DATA ROWS
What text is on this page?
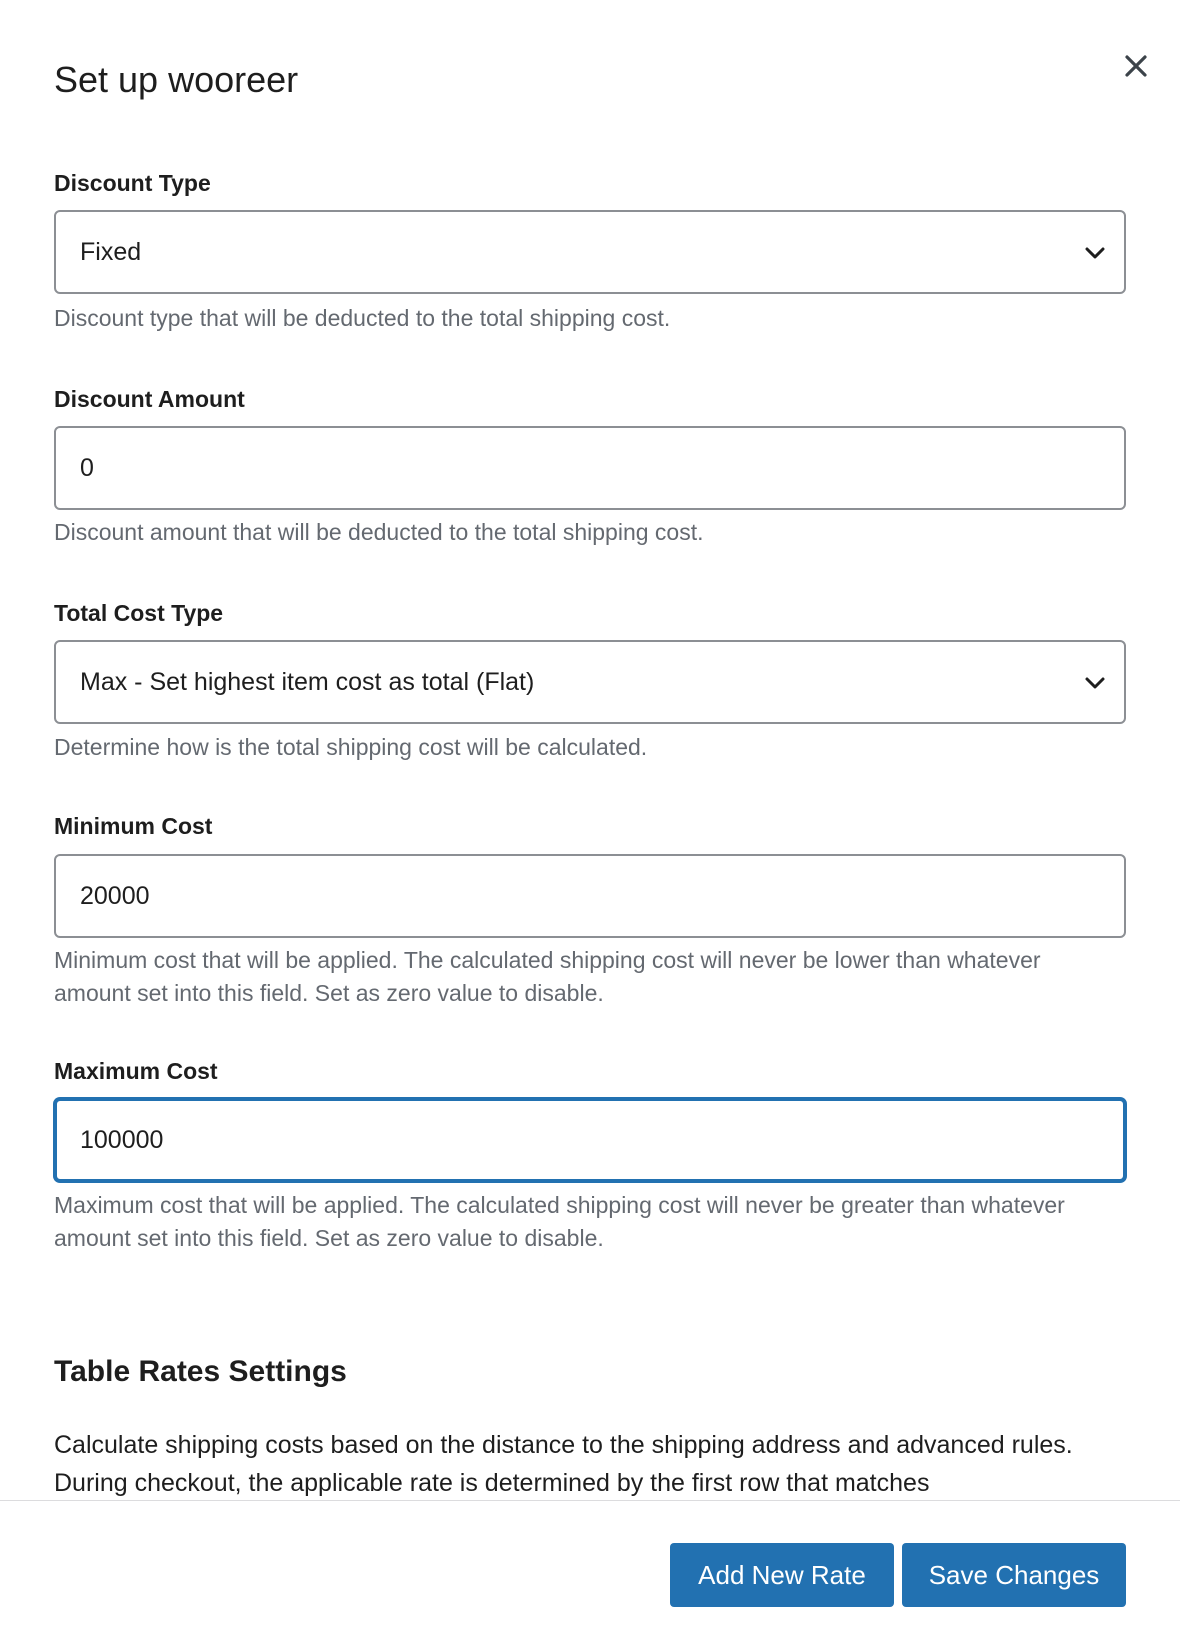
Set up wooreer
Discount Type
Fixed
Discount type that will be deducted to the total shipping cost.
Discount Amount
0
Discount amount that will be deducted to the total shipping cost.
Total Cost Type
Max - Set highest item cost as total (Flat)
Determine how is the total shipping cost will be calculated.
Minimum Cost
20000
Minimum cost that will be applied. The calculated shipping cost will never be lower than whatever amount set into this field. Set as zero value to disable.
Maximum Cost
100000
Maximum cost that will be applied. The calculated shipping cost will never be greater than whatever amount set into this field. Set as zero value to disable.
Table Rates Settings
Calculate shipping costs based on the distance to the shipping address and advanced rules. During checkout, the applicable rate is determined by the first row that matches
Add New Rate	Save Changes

---

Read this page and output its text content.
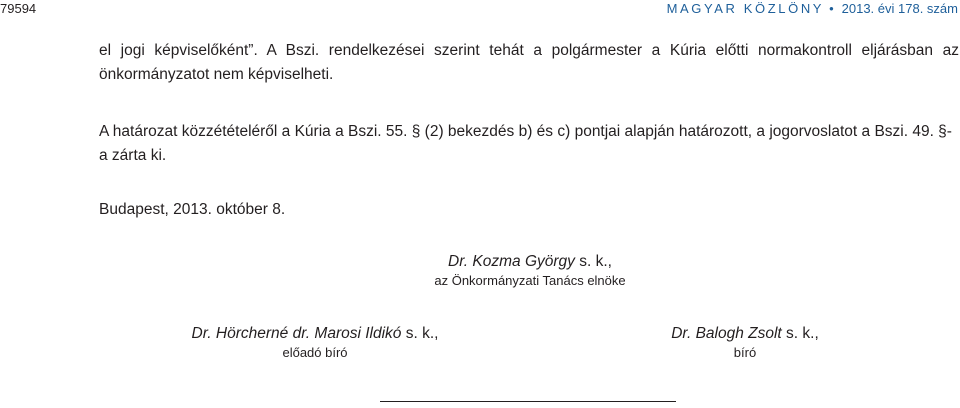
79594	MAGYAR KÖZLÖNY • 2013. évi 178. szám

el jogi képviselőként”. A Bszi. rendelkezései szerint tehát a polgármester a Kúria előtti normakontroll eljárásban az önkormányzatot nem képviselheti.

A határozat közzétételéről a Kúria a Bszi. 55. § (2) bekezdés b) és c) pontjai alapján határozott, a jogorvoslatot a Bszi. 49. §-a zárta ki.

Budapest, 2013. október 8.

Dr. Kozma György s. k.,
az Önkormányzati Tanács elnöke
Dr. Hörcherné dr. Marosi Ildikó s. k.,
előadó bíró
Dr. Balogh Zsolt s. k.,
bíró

SET PROBLEM
Note how many lines of the material contain the string "Bszi". Then report that number by itself.

ANSWER FOR THE TASK
2